* **DATASET**:
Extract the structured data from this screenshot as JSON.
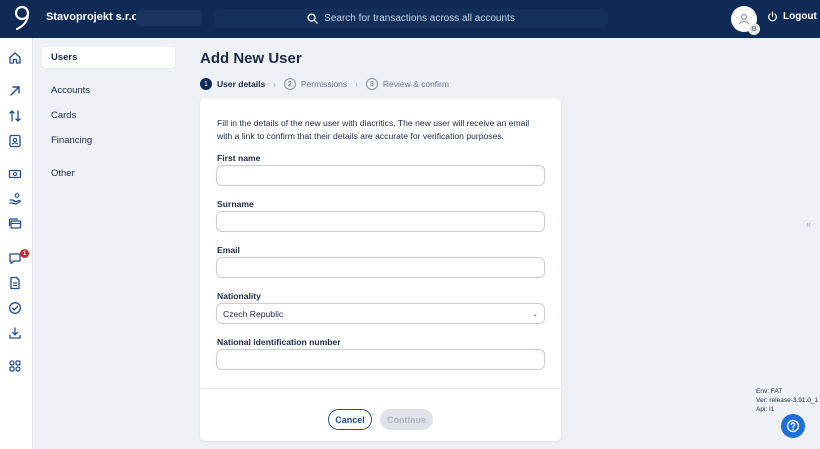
{
  "header": {
    "company": "Stavoprojekt s.r.o.",
    "search_placeholder": "Search for transactions across all accounts",
    "logout_label": "Logout"
  },
  "rail": {
    "icons": [
      "home-icon",
      "arrow-up-right-icon",
      "transfer-arrows-icon",
      "contact-card-icon",
      "banknote-icon",
      "hand-coins-icon",
      "cards-stack-icon",
      "chat-icon",
      "document-icon",
      "check-circle-icon",
      "download-icon",
      "apps-grid-icon"
    ],
    "chat_badge": "1"
  },
  "subnav": {
    "items": [
      {
        "label": "Users"
      },
      {
        "label": "Accounts"
      },
      {
        "label": "Cards"
      },
      {
        "label": "Financing"
      },
      {
        "label": "Other"
      }
    ]
  },
  "page": {
    "title": "Add New User",
    "steps": [
      {
        "num": "1",
        "label": "User details"
      },
      {
        "num": "2",
        "label": "Permissions"
      },
      {
        "num": "3",
        "label": "Review & confirm"
      }
    ]
  },
  "form": {
    "intro": "Fill in the details of the new user with diacritics. The new user will receive an email with a link to confirm that their details are accurate for verification purposes.",
    "first_name_label": "First name",
    "first_name_value": "",
    "surname_label": "Surname",
    "surname_value": "",
    "email_label": "Email",
    "email_value": "",
    "nationality_label": "Nationality",
    "nationality_value": "Czech Republic",
    "national_id_label": "National identification number",
    "national_id_value": "",
    "cancel_label": "Cancel",
    "continue_label": "Continue"
  },
  "footer": {
    "env": "Env: FAT",
    "ver": "Ver: release-3.91.0_1",
    "api": "Api: I1"
  },
  "colors": {
    "navy": "#0f2a55",
    "accent_blue": "#1f4d8f",
    "help_blue": "#1f6fd6",
    "badge_red": "#d6282b",
    "background": "#eef1f5"
  }
}
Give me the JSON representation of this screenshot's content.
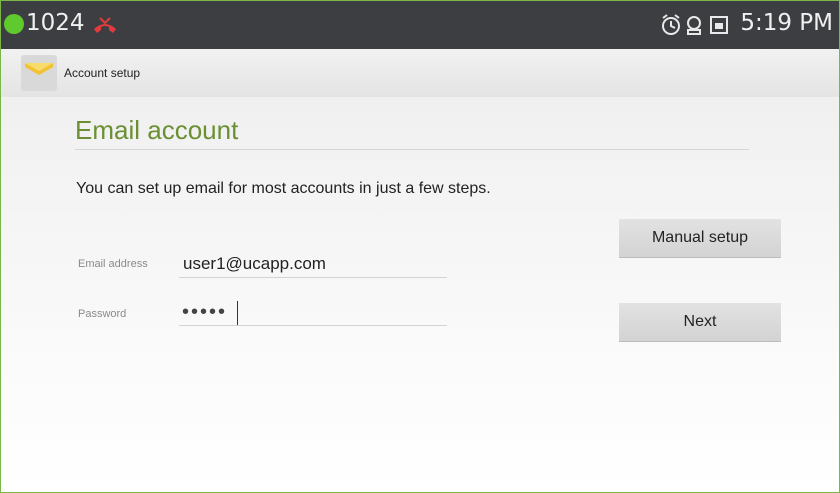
{
  "status_bar": {
    "notification_count": "1024",
    "time": "5:19 PM",
    "icons": [
      "green-dot-icon",
      "missed-call-icon",
      "alarm-icon",
      "cloud-icon",
      "screen-icon"
    ]
  },
  "action_bar": {
    "title": "Account setup",
    "icon": "email-app-icon"
  },
  "content": {
    "section_title": "Email account",
    "intro": "You can set up email for most accounts in just a few steps.",
    "email_label": "Email address",
    "email_value": "user1@ucapp.com",
    "password_label": "Password",
    "password_value": "•••••"
  },
  "buttons": {
    "manual_setup": "Manual setup",
    "next": "Next"
  },
  "colors": {
    "accent_green": "#6b8f32",
    "status_bar": "#3d3e42",
    "status_dot": "#5fc92e"
  }
}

* **AIM**: Quote verbatim every line starting at the line that contains "Give me the" and ending with the last line of the records; omit all pictures.

* **SOLUTION TO THE EXERCISE**:
Give me the JSON representation of this screenshot's content.
{
  "status_bar": {
    "notification_count": "1024",
    "time": "5:19 PM",
    "icons": [
      "green-dot-icon",
      "missed-call-icon",
      "alarm-icon",
      "cloud-icon",
      "screen-icon"
    ]
  },
  "action_bar": {
    "title": "Account setup",
    "icon": "email-app-icon"
  },
  "content": {
    "section_title": "Email account",
    "intro": "You can set up email for most accounts in just a few steps.",
    "email_label": "Email address",
    "email_value": "user1@ucapp.com",
    "password_label": "Password",
    "password_value": "•••••"
  },
  "buttons": {
    "manual_setup": "Manual setup",
    "next": "Next"
  },
  "colors": {
    "accent_green": "#6b8f32",
    "status_bar": "#3d3e42",
    "status_dot": "#5fc92e"
  }
}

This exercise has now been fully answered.